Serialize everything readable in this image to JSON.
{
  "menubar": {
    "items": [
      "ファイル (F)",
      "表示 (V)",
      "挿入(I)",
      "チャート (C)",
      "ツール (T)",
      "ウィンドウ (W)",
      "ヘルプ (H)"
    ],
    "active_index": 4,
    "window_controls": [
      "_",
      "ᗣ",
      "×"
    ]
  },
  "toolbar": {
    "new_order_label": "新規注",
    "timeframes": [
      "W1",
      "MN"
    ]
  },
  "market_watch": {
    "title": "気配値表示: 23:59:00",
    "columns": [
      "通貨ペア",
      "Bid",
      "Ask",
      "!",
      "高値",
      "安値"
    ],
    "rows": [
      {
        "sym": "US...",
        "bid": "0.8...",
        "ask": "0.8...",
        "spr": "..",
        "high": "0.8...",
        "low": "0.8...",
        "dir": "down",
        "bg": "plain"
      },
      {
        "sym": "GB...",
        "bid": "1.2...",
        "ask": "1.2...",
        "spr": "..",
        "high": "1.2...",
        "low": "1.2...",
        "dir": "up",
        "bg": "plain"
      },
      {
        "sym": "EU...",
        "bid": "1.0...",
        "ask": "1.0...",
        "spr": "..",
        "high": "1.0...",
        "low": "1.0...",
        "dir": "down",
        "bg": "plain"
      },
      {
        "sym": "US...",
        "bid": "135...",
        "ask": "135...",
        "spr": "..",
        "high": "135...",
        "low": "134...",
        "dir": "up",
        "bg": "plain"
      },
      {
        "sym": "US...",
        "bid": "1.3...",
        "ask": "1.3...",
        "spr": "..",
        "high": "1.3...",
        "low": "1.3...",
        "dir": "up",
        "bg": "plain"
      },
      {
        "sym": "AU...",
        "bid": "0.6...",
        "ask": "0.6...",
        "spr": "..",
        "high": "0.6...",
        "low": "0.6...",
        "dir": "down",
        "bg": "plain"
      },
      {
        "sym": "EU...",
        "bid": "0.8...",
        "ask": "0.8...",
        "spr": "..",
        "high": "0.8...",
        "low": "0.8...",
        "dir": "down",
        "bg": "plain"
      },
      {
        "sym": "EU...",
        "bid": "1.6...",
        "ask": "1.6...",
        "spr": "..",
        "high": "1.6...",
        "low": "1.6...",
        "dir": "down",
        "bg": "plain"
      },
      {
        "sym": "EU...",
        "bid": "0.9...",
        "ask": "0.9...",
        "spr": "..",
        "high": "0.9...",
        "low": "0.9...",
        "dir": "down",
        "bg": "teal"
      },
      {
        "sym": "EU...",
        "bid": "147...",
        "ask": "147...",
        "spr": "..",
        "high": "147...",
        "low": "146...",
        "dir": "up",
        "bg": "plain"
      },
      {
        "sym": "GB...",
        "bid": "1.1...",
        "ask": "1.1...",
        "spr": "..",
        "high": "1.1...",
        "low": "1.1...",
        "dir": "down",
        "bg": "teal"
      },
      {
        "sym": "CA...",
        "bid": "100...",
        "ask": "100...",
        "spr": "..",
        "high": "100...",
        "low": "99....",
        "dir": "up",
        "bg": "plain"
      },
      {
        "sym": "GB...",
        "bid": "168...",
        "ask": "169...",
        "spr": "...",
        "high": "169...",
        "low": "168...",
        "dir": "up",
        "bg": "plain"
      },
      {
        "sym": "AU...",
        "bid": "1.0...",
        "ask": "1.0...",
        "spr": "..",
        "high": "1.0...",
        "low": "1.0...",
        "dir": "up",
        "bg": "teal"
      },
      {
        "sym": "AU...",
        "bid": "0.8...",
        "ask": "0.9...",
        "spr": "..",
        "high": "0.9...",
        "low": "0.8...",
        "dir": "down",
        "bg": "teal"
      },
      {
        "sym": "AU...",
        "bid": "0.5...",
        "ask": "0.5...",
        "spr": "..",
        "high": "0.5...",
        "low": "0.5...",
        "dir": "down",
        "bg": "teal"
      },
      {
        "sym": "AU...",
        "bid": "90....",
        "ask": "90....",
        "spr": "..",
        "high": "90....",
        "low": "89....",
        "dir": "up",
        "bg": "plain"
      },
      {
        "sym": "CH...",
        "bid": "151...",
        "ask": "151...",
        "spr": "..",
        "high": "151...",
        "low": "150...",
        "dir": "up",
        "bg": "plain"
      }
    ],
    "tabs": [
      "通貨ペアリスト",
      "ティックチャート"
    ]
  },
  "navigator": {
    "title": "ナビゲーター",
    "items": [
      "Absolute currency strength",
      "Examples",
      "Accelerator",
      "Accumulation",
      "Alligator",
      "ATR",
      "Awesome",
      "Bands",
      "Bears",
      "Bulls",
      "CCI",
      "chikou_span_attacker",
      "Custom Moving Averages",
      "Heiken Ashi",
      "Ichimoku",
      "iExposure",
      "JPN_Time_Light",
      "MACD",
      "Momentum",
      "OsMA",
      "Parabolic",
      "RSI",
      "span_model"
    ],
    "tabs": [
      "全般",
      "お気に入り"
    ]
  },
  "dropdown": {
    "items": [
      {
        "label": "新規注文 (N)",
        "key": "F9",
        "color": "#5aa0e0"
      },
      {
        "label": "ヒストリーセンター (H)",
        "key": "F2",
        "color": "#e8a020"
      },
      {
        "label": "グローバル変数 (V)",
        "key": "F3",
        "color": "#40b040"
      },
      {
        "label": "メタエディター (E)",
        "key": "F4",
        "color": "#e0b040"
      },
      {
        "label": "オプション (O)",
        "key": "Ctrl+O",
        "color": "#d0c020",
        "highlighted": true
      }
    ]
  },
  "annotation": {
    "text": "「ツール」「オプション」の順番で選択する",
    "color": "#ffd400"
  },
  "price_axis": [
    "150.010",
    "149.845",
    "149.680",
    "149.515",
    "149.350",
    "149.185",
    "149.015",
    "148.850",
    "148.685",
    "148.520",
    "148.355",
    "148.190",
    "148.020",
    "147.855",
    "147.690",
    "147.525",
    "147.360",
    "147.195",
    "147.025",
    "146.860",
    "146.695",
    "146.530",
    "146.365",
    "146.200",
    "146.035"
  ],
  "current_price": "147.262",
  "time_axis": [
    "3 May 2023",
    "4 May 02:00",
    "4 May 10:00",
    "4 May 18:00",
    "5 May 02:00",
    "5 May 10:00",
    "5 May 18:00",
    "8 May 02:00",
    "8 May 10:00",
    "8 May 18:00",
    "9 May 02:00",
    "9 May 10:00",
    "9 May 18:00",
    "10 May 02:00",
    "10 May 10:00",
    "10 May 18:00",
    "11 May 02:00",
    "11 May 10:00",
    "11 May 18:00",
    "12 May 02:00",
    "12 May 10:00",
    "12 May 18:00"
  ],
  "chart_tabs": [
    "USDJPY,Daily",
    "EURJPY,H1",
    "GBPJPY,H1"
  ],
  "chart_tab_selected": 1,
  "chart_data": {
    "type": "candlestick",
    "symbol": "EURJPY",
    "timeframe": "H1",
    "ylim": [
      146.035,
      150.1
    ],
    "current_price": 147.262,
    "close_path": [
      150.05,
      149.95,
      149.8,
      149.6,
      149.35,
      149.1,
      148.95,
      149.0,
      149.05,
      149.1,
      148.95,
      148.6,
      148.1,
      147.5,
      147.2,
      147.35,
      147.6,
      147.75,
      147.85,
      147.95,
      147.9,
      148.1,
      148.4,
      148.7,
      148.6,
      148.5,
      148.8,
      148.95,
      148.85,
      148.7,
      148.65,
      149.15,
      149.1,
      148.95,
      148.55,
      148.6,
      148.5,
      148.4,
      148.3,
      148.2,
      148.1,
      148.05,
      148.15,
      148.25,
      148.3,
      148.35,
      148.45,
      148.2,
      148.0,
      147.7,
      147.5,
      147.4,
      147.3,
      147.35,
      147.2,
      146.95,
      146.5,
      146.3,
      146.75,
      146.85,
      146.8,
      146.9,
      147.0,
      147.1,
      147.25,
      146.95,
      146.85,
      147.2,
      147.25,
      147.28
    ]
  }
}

..............................

▸ **WHAT YOU NEED TO DO**
Lines of the material that contain the word "オプション" are to be gathered.

▸ **SOLUTION**
        "label": "オプション (O)",
    "text": "「ツール」「オプション」の順番で選択する",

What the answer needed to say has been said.